(begin)

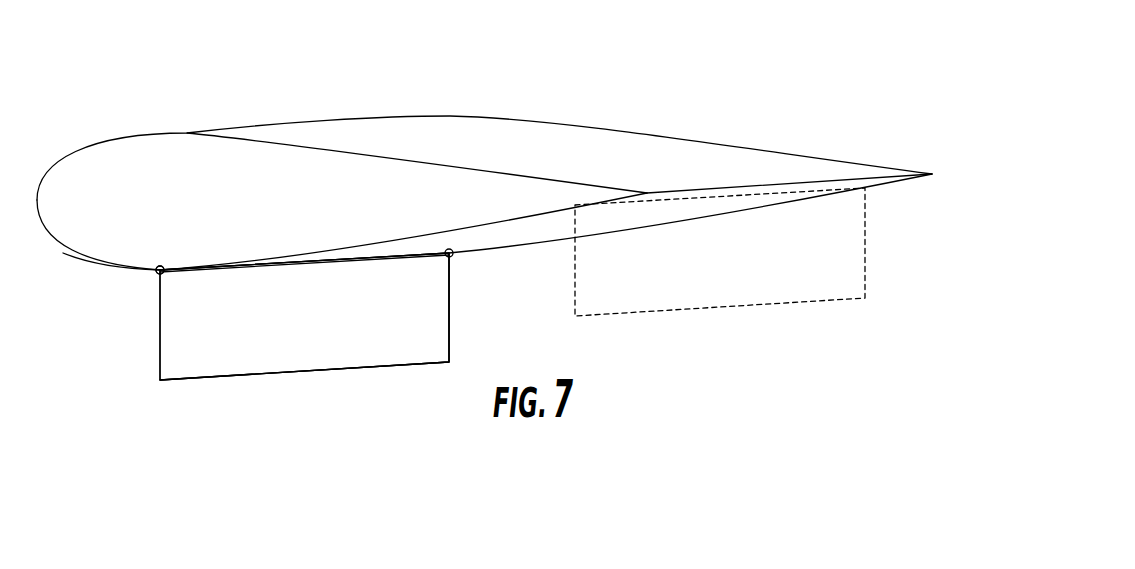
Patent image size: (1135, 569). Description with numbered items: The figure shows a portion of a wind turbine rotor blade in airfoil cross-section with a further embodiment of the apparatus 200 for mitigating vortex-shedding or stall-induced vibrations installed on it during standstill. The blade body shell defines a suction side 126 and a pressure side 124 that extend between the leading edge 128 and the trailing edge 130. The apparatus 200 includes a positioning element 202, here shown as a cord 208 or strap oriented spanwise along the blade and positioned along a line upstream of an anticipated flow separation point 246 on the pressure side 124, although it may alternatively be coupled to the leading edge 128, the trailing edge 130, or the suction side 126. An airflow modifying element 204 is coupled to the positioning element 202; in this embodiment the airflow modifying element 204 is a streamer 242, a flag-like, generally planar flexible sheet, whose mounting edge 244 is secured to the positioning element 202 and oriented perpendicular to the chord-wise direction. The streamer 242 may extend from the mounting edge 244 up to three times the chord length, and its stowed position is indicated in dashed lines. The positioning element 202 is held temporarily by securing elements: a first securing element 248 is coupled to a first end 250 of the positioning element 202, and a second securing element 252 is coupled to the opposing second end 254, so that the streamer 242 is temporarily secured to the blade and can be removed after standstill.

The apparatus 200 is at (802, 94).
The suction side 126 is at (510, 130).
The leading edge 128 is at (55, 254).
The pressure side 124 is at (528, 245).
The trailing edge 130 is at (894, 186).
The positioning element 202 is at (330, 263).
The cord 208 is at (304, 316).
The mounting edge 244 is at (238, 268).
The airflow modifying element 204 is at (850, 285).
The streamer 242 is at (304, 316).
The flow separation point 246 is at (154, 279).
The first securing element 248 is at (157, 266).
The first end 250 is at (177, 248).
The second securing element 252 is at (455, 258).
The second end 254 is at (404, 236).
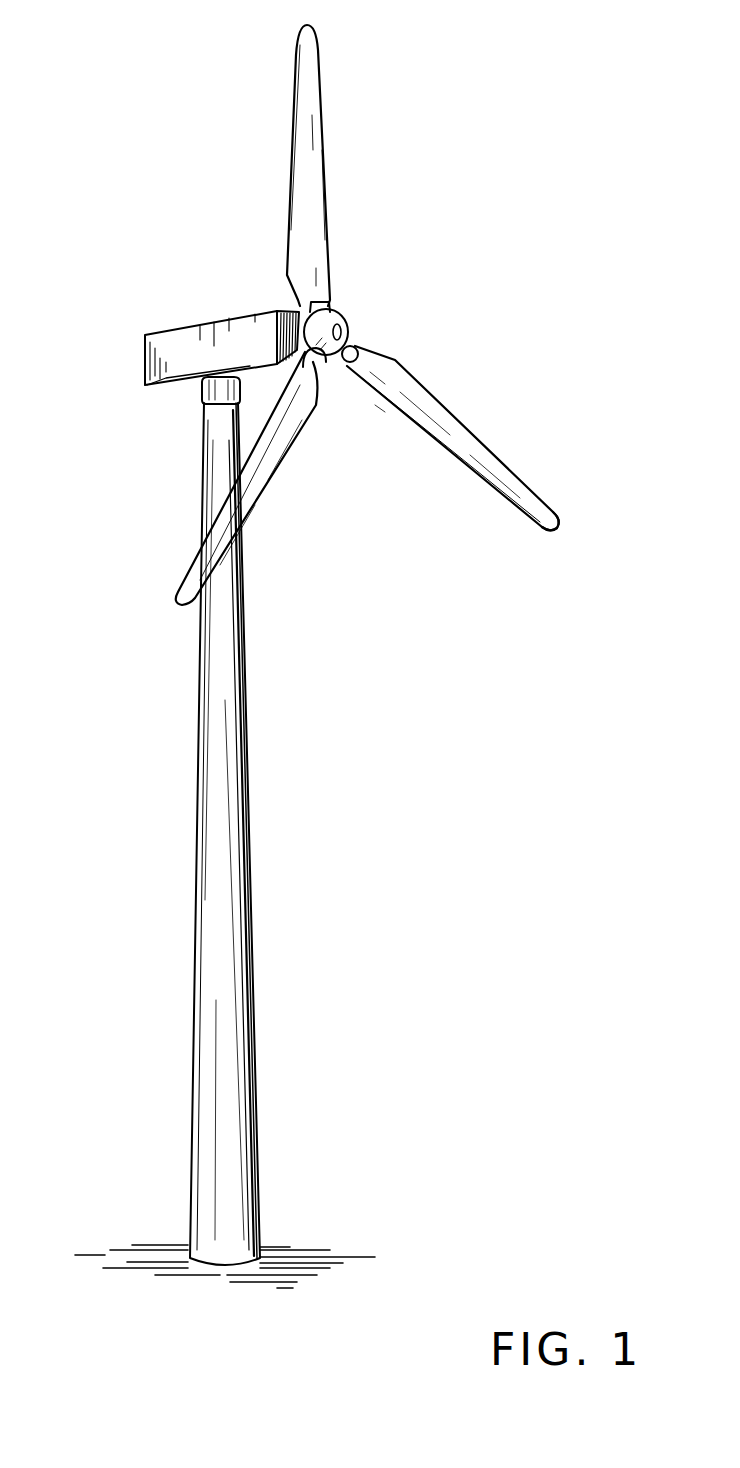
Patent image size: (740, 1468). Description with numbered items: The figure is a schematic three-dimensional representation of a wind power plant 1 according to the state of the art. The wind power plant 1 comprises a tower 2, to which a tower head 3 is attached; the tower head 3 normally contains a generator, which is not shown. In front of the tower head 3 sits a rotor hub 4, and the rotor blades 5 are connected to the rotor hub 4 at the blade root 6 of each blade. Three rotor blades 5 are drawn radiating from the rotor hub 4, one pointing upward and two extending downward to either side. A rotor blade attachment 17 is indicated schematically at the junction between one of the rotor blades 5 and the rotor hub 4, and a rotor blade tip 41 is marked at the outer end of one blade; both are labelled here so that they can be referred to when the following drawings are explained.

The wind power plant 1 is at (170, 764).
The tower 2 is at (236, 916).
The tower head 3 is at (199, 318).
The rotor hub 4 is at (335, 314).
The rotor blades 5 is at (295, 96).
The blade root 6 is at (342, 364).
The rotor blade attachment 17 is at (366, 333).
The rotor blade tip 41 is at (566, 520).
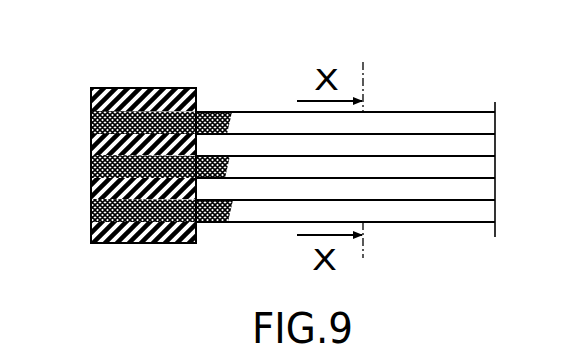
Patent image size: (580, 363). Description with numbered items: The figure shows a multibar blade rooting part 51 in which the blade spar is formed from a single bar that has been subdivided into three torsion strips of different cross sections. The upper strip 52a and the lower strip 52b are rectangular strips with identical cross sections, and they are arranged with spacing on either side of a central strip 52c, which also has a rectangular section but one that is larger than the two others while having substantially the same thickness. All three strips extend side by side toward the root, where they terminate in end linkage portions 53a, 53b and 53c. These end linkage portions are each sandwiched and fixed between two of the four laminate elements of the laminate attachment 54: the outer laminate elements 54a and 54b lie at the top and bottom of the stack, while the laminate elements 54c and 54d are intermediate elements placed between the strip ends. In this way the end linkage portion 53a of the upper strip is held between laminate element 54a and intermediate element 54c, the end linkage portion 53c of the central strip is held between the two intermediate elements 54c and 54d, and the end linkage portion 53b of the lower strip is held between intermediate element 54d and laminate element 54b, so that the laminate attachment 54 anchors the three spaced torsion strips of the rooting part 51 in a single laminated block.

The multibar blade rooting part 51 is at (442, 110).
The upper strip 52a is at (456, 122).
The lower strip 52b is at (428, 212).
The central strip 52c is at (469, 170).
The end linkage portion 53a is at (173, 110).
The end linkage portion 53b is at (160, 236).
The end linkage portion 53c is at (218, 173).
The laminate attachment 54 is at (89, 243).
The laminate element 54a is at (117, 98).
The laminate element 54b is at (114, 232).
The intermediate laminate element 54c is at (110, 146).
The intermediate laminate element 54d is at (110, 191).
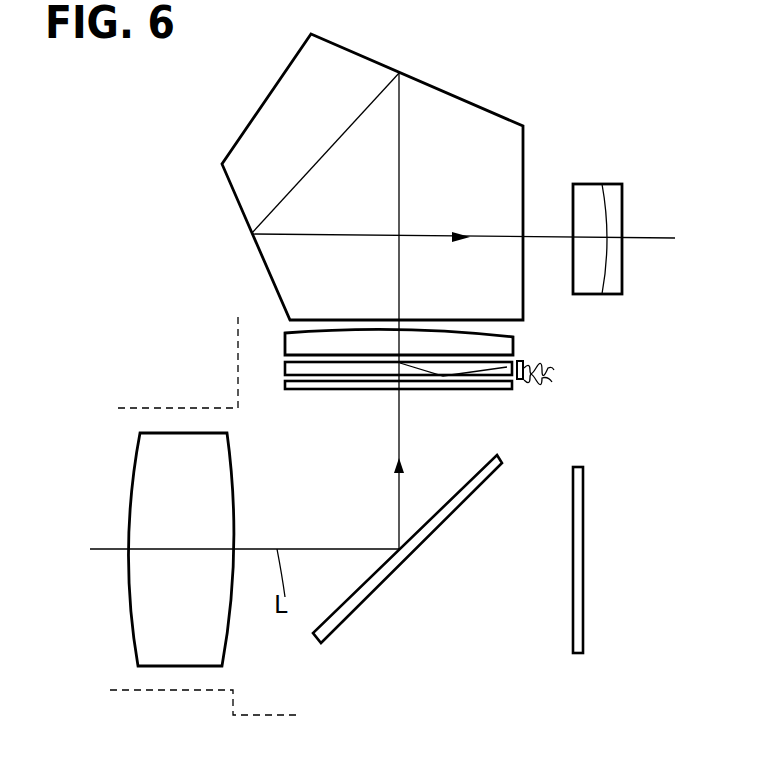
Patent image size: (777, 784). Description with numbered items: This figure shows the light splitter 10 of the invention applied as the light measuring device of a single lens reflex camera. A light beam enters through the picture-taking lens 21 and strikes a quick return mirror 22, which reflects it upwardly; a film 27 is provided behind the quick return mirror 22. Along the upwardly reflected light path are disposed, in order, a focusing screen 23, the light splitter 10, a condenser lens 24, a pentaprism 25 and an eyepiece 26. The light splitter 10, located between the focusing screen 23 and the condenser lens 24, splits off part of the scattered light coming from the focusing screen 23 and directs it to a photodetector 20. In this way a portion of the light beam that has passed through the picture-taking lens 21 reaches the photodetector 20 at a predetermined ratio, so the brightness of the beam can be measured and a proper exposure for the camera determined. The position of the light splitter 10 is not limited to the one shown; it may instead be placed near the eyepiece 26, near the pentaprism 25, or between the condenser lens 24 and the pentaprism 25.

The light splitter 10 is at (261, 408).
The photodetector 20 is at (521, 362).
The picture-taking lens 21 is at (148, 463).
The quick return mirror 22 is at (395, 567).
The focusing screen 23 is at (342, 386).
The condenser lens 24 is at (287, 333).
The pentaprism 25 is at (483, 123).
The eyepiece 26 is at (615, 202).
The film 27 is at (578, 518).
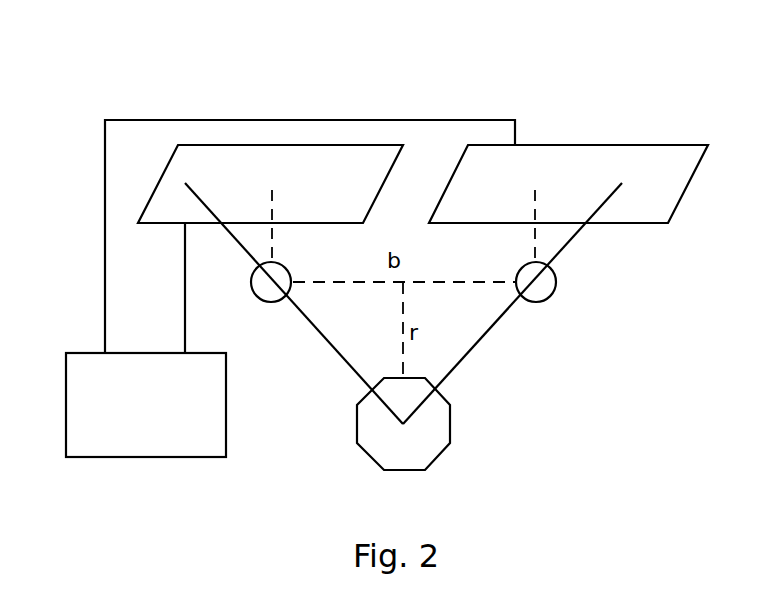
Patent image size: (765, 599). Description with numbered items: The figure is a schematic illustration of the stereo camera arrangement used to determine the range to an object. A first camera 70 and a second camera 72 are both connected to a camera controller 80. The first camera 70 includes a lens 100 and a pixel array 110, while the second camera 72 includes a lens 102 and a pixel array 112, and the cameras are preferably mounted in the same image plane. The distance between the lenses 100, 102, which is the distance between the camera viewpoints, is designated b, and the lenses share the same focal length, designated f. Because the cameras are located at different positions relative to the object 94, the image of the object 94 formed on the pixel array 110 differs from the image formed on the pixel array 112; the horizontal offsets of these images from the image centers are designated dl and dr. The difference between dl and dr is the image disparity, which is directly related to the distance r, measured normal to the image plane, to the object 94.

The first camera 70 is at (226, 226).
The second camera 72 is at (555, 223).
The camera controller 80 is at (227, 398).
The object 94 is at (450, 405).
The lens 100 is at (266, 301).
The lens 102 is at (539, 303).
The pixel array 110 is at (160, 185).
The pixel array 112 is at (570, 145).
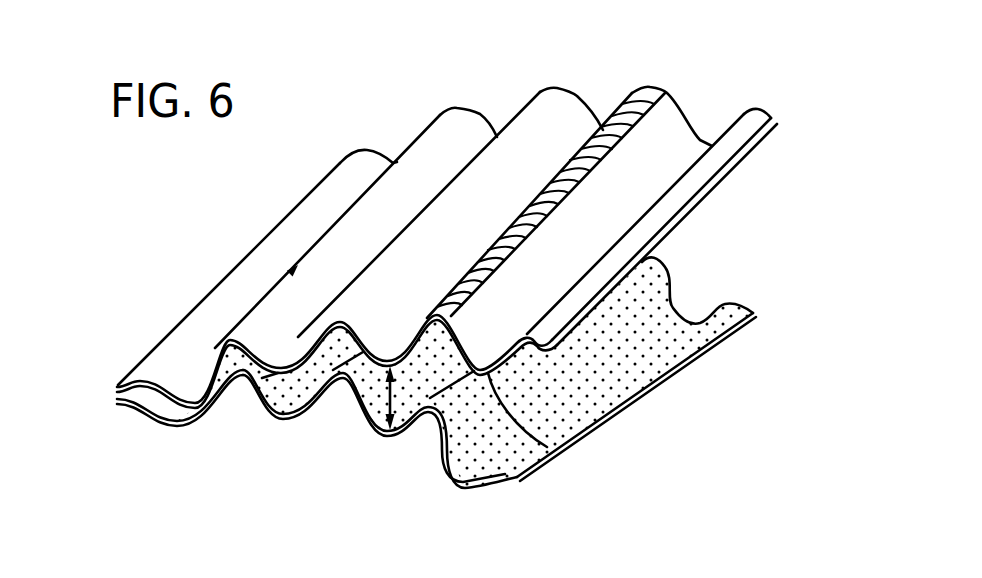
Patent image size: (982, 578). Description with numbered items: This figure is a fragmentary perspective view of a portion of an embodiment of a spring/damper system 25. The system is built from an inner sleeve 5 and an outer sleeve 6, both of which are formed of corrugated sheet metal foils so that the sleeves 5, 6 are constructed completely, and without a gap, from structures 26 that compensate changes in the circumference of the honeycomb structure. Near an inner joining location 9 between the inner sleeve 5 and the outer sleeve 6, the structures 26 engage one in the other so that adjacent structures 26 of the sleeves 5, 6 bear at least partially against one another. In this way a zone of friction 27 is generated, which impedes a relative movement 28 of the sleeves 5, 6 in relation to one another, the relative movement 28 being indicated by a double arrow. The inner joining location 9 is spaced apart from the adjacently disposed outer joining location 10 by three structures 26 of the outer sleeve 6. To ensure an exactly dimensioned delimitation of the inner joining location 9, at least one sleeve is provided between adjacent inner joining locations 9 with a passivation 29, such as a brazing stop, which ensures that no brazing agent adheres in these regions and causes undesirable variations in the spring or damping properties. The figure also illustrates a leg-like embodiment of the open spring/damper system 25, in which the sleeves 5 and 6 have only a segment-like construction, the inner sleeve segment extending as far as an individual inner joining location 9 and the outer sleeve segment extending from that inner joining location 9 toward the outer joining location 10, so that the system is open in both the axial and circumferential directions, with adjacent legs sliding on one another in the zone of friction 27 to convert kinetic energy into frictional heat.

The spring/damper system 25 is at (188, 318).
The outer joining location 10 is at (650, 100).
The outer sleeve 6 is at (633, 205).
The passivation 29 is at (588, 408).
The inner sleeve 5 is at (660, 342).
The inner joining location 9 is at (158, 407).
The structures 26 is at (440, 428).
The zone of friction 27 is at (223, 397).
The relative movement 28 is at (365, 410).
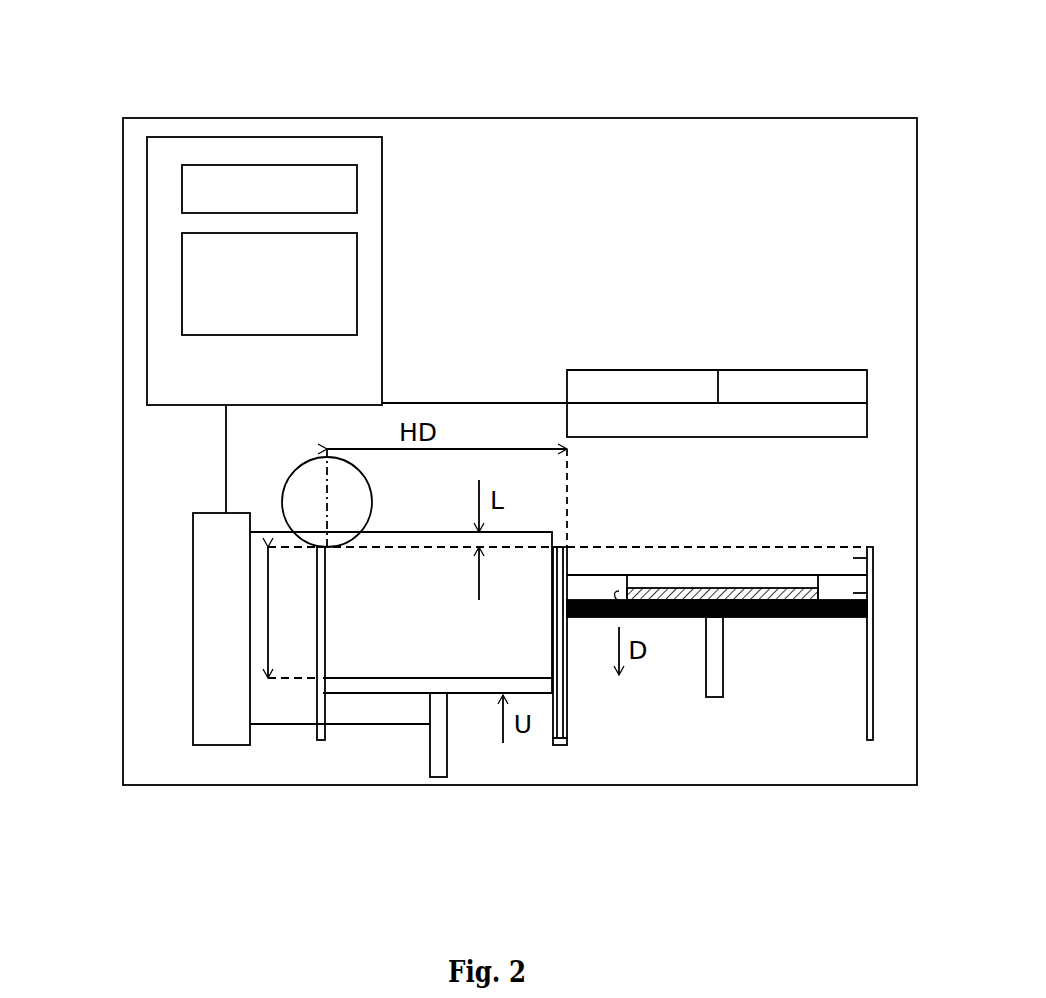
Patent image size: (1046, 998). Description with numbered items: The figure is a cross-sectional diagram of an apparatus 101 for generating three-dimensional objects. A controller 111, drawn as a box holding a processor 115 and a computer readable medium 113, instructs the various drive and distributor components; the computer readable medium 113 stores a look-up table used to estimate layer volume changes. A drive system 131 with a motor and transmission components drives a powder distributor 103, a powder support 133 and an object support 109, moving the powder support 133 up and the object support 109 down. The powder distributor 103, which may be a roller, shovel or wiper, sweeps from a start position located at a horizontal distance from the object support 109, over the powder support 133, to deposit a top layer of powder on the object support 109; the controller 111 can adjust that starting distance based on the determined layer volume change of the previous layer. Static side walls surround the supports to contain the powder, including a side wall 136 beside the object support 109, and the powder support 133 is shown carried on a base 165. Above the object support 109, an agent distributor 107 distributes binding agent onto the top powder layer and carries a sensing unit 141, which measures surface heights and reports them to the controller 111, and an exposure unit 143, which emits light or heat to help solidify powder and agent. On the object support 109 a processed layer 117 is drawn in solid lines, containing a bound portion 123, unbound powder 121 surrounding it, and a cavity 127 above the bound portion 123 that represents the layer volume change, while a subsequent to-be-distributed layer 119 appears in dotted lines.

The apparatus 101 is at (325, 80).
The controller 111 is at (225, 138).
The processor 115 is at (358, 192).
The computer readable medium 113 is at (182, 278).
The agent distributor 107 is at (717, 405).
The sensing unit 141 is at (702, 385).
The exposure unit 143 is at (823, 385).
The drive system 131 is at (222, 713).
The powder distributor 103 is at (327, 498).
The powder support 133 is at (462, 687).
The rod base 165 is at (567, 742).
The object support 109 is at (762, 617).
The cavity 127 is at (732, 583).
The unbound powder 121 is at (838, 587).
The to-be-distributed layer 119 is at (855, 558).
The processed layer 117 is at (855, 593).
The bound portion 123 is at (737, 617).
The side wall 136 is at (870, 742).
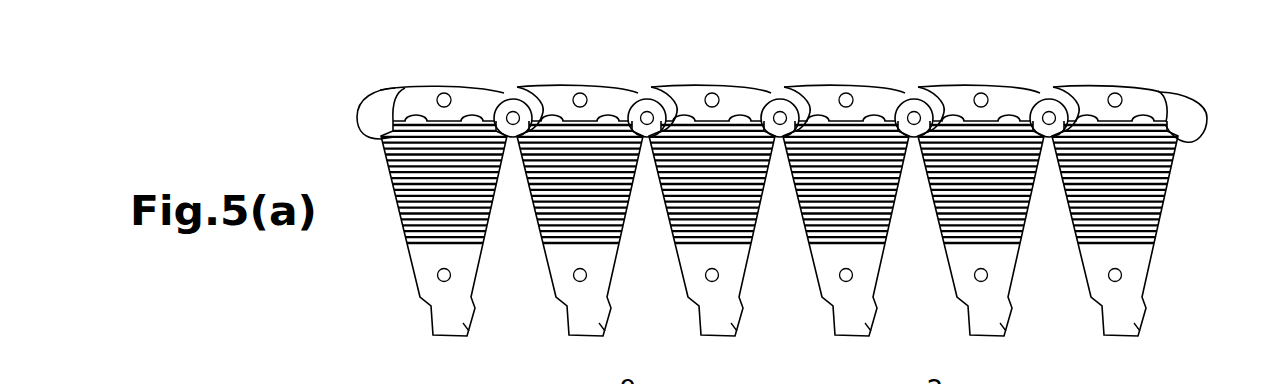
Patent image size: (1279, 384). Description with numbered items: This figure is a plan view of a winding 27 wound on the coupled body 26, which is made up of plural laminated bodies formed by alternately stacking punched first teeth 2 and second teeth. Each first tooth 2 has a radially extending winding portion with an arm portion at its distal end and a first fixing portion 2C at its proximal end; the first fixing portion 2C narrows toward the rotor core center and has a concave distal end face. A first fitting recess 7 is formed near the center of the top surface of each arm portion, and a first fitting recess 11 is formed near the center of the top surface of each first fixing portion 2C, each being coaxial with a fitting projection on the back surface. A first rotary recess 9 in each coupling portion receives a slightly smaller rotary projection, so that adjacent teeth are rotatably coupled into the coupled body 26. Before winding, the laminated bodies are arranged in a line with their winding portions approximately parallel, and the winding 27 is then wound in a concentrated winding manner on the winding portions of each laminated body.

(end)

**THE TASK**
Duplicate the part of the material above that opens with the line containing "Patent image size: (740, 1468)." and closes with the line containing "The rotor blade tip 41 is at (566, 520).", keeping every line identical.

**FINAL RESULT**
Patent image size: (740, 1468). Description with numbered items: The figure is a schematic three-dimensional representation of a wind power plant 1 according to the state of the art. The wind power plant 1 comprises a tower 2, to which a tower head 3 is attached; the tower head 3 normally contains a generator, which is not shown. In front of the tower head 3 sits a rotor hub 4, and the rotor blades 5 are connected to the rotor hub 4 at the blade root 6 of each blade. Three rotor blades 5 are drawn radiating from the rotor hub 4, one pointing upward and two extending downward to either side. A rotor blade attachment 17 is indicated schematically at the junction between one of the rotor blades 5 and the rotor hub 4, and a rotor blade tip 41 is marked at the outer end of one blade; both are labelled here so that they can be referred to when the following drawings are explained.

The wind power plant 1 is at (170, 764).
The tower 2 is at (236, 916).
The tower head 3 is at (199, 318).
The rotor hub 4 is at (335, 314).
The rotor blades 5 is at (295, 96).
The blade root 6 is at (342, 364).
The rotor blade attachment 17 is at (366, 333).
The rotor blade tip 41 is at (566, 520).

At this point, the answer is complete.